» **Exercise description**
Please quote every line word for word.

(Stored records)
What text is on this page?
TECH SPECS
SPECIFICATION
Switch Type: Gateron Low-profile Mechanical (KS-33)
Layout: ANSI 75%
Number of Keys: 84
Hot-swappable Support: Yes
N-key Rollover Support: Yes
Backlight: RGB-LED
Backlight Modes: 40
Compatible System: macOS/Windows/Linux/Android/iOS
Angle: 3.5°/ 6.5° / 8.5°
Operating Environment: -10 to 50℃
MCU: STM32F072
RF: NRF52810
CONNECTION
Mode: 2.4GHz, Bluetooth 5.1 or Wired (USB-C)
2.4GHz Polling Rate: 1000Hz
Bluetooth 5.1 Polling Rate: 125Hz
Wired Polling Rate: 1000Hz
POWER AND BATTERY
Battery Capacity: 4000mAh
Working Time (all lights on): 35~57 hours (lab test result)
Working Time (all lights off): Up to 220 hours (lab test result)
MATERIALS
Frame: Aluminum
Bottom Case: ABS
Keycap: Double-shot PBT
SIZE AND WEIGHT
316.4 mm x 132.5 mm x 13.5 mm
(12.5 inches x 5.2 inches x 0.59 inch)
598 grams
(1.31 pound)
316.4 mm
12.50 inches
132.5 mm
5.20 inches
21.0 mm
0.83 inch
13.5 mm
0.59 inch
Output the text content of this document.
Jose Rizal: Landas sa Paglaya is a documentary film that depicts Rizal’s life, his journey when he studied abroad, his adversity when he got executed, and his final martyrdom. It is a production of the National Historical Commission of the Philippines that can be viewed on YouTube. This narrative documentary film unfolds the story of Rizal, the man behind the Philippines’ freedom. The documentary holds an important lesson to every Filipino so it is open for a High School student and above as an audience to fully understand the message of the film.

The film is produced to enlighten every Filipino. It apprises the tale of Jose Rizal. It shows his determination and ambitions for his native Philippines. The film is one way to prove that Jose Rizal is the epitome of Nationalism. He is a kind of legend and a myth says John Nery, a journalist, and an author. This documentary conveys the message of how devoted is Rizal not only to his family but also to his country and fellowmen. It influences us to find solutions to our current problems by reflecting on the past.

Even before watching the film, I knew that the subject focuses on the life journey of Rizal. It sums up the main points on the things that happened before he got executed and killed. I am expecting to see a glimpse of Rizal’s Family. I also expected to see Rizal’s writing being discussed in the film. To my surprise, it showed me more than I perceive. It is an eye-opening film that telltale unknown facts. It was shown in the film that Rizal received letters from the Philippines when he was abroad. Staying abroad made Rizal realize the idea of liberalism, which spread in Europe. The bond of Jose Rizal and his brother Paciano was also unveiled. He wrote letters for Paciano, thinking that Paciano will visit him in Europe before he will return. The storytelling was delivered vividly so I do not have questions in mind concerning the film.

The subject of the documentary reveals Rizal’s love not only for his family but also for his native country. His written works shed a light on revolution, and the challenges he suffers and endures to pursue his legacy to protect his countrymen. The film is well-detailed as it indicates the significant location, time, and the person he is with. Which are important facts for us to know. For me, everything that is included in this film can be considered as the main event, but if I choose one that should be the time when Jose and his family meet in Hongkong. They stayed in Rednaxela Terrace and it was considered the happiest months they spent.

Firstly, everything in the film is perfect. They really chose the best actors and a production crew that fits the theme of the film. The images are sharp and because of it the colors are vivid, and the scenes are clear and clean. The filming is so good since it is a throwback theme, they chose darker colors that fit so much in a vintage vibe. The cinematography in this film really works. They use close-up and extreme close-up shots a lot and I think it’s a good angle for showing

» **Solved problem**
What text is on this page?
TECH SPECS
SPECIFICATION
Switch Type: Gateron Low-profile Mechanical (KS-33)
Layout: ANSI 75%
Number of Keys: 84
Hot-swappable Support: Yes
N-key Rollover Support: Yes
Backlight: RGB-LED
Backlight Modes: 40
Compatible System: macOS/Windows/Linux/Android/iOS
Angle: 3.5°/ 6.5° / 8.5°
Operating Environment: -10 to 50℃
MCU: STM32F072
RF: NRF52810
CONNECTION
Mode: 2.4GHz, Bluetooth 5.1 or Wired (USB-C)
2.4GHz Polling Rate: 1000Hz
Bluetooth 5.1 Polling Rate: 125Hz
Wired Polling Rate: 1000Hz
POWER AND BATTERY
Battery Capacity: 4000mAh
Working Time (all lights on): 35~57 hours (lab test result)
Working Time (all lights off): Up to 220 hours (lab test result)
MATERIALS
Frame: Aluminum
Bottom Case: ABS
Keycap: Double-shot PBT
SIZE AND WEIGHT
316.4 mm x 132.5 mm x 13.5 mm
(12.5 inches x 5.2 inches x 0.59 inch)
598 grams
(1.31 pound)
316.4 mm
12.50 inches
132.5 mm
5.20 inches
21.0 mm
0.83 inch
13.5 mm
0.59 inch
Output the text content of this document.
Jose Rizal: Landas sa Paglaya is a documentary film that depicts Rizal’s life, his journey when he studied abroad, his adversity when he got executed, and his final martyrdom. It is a production of the National Historical Commission of the Philippines that can be viewed on YouTube. This narrative documentary film unfolds the story of Rizal, the man behind the Philippines’ freedom. The documentary holds an important lesson to every Filipino so it is open for a High School student and above as an audience to fully understand the message of the film.

The film is produced to enlighten every Filipino. It apprises the tale of Jose Rizal. It shows his determination and ambitions for his native Philippines. The film is one way to prove that Jose Rizal is the epitome of Nationalism. He is a kind of legend and a myth says John Nery, a journalist, and an author. This documentary conveys the message of how devoted is Rizal not only to his family but also to his country and fellowmen. It influences us to find solutions to our current problems by reflecting on the past.

Even before watching the film, I knew that the subject focuses on the life journey of Rizal. It sums up the main points on the things that happened before he got executed and killed. I am expecting to see a glimpse of Rizal’s Family. I also expected to see Rizal’s writing being discussed in the film. To my surprise, it showed me more than I perceive. It is an eye-opening film that telltale unknown facts. It was shown in the film that Rizal received letters from the Philippines when he was abroad. Staying abroad made Rizal realize the idea of liberalism, which spread in Europe. The bond of Jose Rizal and his brother Paciano was also unveiled. He wrote letters for Paciano, thinking that Paciano will visit him in Europe before he will return. The storytelling was delivered vividly so I do not have questions in mind concerning the film.

The subject of the documentary reveals Rizal’s love not only for his family but also for his native country. His written works shed a light on revolution, and the challenges he suffers and endures to pursue his legacy to protect his countrymen. The film is well-detailed as it indicates the significant location, time, and the person he is with. Which are important facts for us to know. For me, everything that is included in this film can be considered as the main event, but if I choose one that should be the time when Jose and his family meet in Hongkong. They stayed in Rednaxela Terrace and it was considered the happiest months they spent.

Firstly, everything in the film is perfect. They really chose the best actors and a production crew that fits the theme of the film. The images are sharp and because of it the colors are vivid, and the scenes are clear and clean. The filming is so good since it is a throwback theme, they chose darker colors that fit so much in a vintage vibe. The cinematography in this film really works. They use close-up and extreme close-up shots a lot and I think it’s a good angle for showing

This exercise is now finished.